··· Records for this task

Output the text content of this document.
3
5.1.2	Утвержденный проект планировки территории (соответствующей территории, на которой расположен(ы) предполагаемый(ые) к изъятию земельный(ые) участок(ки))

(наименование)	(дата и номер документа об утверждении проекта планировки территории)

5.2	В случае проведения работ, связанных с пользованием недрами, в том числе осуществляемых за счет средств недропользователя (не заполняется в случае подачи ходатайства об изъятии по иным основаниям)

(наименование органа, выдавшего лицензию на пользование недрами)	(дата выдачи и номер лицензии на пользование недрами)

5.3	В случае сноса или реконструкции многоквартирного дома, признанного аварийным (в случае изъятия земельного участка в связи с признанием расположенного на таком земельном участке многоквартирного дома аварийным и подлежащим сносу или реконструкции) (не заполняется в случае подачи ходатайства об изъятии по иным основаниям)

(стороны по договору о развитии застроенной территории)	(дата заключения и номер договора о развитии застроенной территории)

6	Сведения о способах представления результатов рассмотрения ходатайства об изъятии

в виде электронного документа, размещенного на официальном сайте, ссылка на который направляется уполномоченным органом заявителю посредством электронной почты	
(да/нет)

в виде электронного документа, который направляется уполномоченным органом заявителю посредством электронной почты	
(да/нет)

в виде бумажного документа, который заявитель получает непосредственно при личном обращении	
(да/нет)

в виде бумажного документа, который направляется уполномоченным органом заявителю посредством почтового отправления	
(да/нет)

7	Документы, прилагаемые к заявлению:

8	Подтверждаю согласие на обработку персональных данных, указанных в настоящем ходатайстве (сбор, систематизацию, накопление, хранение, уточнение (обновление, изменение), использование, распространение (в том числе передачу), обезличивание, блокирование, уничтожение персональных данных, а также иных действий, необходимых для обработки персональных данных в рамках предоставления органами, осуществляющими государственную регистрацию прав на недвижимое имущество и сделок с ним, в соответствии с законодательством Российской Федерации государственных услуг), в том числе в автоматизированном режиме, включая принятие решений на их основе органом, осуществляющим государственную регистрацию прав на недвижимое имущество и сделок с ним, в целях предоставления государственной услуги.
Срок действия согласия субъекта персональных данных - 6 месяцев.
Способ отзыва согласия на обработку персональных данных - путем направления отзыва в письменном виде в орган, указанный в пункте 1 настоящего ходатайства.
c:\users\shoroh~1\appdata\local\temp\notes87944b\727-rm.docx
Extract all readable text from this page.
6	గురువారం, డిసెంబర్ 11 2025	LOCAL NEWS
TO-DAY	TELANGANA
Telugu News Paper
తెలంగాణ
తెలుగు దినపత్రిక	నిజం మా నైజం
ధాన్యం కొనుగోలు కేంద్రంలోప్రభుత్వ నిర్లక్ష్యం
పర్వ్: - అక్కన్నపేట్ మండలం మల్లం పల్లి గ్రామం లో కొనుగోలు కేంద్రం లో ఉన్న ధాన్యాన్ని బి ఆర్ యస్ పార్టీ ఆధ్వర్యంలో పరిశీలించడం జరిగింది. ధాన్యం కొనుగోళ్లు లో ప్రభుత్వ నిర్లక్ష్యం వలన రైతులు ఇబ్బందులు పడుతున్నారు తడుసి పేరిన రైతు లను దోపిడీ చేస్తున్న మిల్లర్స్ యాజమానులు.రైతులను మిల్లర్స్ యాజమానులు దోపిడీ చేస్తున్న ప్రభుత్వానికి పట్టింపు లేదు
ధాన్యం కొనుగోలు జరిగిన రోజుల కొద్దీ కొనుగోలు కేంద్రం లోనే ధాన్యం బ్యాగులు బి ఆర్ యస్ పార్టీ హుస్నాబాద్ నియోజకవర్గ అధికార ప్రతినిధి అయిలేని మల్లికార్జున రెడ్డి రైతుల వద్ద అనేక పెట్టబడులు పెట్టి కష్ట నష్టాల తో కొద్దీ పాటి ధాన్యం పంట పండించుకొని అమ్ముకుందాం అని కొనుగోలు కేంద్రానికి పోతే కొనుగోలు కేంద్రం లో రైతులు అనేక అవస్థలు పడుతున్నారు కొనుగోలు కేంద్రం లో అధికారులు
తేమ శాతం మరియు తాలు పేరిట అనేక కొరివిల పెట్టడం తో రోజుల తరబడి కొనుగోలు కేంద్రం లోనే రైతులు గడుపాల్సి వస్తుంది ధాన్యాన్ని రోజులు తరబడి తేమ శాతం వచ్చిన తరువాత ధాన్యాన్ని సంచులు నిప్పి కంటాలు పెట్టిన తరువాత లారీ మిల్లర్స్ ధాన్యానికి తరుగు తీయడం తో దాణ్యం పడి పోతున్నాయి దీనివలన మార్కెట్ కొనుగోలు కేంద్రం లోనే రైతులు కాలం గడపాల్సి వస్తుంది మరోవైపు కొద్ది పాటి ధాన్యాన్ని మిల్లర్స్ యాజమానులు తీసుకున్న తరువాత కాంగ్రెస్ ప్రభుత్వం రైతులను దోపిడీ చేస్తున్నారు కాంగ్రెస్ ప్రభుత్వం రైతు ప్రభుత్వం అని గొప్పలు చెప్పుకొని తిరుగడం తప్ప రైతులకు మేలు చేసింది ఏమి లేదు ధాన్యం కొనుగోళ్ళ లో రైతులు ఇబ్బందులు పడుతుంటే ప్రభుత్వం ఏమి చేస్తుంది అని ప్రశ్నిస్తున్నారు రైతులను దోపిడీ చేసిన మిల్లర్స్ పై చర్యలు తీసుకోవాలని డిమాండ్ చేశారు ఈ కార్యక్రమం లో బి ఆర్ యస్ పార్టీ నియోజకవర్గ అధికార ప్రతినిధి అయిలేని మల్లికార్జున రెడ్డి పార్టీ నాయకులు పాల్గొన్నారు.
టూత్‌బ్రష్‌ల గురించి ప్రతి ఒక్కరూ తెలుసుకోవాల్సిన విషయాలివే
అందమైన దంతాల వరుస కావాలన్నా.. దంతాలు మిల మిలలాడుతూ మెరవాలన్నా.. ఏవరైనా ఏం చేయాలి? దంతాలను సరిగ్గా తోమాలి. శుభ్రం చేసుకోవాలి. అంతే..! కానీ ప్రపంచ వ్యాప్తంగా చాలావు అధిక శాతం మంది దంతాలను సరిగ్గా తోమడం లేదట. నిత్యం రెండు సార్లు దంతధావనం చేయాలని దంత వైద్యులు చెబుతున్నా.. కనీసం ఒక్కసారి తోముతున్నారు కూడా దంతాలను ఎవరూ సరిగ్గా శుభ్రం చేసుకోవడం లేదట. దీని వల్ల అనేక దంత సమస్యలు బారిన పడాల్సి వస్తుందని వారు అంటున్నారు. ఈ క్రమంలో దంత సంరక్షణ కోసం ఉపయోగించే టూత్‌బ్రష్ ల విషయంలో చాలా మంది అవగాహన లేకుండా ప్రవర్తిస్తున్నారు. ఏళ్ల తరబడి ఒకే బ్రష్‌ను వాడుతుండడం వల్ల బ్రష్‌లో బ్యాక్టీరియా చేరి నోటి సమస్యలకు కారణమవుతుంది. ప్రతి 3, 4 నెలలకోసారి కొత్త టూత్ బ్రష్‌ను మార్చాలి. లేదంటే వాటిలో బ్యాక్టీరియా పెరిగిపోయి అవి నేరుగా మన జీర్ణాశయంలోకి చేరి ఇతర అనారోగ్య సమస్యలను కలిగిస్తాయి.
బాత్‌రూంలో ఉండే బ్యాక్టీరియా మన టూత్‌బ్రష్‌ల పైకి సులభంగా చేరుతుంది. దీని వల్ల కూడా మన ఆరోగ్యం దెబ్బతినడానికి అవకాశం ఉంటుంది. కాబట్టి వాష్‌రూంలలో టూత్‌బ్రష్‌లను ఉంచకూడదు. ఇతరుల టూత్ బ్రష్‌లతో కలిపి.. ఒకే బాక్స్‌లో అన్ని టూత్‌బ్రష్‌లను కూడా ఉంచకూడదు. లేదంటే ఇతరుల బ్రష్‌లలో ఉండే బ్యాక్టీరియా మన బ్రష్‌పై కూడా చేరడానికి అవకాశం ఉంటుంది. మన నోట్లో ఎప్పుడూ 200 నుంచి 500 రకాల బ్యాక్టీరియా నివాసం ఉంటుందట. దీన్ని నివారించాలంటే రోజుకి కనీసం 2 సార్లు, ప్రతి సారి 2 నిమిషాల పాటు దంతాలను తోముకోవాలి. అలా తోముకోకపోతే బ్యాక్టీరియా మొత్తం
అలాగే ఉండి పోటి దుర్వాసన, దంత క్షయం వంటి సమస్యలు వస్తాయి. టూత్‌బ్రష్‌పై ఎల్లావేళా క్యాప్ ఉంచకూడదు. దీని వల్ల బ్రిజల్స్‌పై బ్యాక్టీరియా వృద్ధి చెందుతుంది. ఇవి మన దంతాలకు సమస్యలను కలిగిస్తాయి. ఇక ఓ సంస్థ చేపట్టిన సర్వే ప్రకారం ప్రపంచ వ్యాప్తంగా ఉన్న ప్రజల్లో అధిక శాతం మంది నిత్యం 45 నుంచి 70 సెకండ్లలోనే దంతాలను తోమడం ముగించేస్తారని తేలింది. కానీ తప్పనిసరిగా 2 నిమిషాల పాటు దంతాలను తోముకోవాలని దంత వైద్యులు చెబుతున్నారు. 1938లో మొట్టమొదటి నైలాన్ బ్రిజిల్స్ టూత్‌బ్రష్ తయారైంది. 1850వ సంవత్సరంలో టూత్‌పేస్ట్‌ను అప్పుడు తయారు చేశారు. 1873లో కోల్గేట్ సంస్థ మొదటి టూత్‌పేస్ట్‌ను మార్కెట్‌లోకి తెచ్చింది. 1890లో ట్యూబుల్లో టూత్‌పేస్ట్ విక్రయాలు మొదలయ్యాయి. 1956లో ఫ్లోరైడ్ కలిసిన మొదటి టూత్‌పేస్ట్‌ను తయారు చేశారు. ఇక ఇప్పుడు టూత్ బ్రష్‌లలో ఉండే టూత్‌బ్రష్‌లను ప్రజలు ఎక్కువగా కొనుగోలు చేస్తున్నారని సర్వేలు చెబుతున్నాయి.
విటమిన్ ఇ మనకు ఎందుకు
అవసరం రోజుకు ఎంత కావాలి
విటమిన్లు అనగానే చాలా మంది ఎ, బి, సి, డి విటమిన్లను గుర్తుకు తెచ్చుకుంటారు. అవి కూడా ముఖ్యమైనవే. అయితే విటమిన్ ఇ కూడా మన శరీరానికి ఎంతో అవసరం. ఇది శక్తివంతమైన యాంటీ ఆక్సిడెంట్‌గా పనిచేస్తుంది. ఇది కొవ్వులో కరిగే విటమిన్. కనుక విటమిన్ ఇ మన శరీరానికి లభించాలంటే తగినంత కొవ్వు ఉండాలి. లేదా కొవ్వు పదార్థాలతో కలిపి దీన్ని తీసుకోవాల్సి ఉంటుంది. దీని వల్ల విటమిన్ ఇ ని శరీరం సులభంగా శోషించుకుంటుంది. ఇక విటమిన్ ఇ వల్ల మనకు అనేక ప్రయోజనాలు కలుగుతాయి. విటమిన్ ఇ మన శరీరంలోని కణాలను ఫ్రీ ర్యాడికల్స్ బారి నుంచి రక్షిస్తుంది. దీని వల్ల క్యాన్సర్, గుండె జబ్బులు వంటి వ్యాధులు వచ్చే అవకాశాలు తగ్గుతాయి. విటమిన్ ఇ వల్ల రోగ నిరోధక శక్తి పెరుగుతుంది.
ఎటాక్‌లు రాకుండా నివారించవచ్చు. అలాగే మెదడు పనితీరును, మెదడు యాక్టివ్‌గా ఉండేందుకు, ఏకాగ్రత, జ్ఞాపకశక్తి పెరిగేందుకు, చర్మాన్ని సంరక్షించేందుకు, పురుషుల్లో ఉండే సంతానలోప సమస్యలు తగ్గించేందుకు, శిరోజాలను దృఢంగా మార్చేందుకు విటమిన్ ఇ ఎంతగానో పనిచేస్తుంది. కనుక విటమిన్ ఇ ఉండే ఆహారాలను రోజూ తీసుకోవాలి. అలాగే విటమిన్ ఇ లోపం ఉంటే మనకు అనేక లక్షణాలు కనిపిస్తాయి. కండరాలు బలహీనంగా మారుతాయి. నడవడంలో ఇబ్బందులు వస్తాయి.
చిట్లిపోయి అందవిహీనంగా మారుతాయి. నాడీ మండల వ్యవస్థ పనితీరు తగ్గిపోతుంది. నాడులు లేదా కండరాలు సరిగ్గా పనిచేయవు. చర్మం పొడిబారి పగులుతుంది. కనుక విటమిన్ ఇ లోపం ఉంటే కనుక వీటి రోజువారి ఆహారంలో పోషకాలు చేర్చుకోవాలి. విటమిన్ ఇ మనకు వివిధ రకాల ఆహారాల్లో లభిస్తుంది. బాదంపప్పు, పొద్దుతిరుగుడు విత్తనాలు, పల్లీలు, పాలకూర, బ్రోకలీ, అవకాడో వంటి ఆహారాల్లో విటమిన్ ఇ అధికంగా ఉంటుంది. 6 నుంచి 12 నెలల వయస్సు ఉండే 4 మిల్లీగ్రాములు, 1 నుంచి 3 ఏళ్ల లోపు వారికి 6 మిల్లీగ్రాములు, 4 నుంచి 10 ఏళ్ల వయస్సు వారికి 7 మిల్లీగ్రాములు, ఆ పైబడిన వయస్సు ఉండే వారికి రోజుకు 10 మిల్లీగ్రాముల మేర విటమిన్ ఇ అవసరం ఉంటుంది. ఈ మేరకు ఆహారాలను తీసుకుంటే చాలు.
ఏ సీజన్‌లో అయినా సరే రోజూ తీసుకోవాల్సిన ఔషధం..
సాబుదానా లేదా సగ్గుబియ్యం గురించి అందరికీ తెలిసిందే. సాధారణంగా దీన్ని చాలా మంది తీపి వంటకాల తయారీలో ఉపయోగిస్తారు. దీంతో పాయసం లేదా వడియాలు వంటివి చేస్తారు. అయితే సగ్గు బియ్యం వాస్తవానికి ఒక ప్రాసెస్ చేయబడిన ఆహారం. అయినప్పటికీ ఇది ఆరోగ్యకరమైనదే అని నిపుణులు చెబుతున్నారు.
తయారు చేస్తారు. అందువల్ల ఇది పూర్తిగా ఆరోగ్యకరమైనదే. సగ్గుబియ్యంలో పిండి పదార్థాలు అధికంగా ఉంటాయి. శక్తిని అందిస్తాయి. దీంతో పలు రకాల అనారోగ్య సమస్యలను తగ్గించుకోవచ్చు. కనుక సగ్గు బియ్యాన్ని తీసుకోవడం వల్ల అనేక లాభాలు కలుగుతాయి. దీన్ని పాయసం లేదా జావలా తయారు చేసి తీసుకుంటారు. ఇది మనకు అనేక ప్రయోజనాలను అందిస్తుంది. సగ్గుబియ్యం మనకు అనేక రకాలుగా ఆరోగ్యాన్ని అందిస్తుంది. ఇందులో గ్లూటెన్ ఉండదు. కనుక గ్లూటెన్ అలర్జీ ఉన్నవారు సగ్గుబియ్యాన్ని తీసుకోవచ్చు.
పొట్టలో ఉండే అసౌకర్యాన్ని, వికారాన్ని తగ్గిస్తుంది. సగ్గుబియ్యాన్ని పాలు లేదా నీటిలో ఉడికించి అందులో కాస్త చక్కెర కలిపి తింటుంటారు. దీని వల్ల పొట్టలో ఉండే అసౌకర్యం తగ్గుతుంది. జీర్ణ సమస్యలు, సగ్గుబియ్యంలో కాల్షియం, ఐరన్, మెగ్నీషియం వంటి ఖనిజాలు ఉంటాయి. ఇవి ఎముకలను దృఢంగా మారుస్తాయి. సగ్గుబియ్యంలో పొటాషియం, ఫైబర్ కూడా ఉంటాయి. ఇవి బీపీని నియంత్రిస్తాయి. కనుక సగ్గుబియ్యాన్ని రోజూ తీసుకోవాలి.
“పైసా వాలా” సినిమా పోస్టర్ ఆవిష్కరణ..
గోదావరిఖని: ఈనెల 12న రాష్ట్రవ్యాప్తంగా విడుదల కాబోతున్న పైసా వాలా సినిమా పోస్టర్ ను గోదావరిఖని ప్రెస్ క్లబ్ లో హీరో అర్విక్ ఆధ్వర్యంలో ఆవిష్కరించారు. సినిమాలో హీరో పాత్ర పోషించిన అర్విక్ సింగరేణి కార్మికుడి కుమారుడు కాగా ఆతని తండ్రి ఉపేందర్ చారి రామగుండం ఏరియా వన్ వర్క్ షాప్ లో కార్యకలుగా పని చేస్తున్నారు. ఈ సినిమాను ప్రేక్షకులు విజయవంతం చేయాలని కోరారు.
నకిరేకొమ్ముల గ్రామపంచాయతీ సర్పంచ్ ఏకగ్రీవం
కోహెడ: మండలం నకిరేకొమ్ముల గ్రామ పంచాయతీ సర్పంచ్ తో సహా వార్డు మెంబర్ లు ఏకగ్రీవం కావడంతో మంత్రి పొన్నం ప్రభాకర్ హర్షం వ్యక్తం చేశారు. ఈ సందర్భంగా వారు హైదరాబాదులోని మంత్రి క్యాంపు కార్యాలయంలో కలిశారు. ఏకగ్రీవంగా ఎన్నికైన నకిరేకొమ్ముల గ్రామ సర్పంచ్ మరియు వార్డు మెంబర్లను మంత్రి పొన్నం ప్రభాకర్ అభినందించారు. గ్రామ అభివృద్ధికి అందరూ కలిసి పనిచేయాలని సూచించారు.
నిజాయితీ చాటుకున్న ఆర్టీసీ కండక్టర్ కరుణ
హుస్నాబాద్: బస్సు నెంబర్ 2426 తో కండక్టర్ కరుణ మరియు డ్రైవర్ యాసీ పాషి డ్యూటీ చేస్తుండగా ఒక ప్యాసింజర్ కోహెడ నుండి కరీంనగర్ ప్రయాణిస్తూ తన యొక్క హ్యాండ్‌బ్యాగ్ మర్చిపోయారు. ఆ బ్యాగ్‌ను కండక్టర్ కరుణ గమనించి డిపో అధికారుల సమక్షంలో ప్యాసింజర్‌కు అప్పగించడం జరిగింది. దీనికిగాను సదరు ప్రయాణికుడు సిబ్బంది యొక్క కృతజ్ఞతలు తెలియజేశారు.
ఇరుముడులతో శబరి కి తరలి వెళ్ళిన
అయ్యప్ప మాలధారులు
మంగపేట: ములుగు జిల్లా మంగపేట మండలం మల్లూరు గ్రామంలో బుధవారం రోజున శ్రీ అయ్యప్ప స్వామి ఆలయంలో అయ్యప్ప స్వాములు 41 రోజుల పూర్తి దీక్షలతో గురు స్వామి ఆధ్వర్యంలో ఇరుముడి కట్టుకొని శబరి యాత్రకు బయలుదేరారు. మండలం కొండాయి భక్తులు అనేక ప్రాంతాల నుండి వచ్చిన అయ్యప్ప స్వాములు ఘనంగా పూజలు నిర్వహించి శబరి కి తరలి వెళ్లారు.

······

=== Your objective ===
Each line that holds the word "посредством" should be extracted from the records.

=== Response for this exercise ===
в виде электронного документа, размещенного на официальном сайте, ссылка на который направляется уполномоченным органом заявителю посредством электронной почты	
в виде электронного документа, который направляется уполномоченным органом заявителю посредством электронной почты	
в виде бумажного документа, который направляется уполномоченным органом заявителю посредством почтового отправления	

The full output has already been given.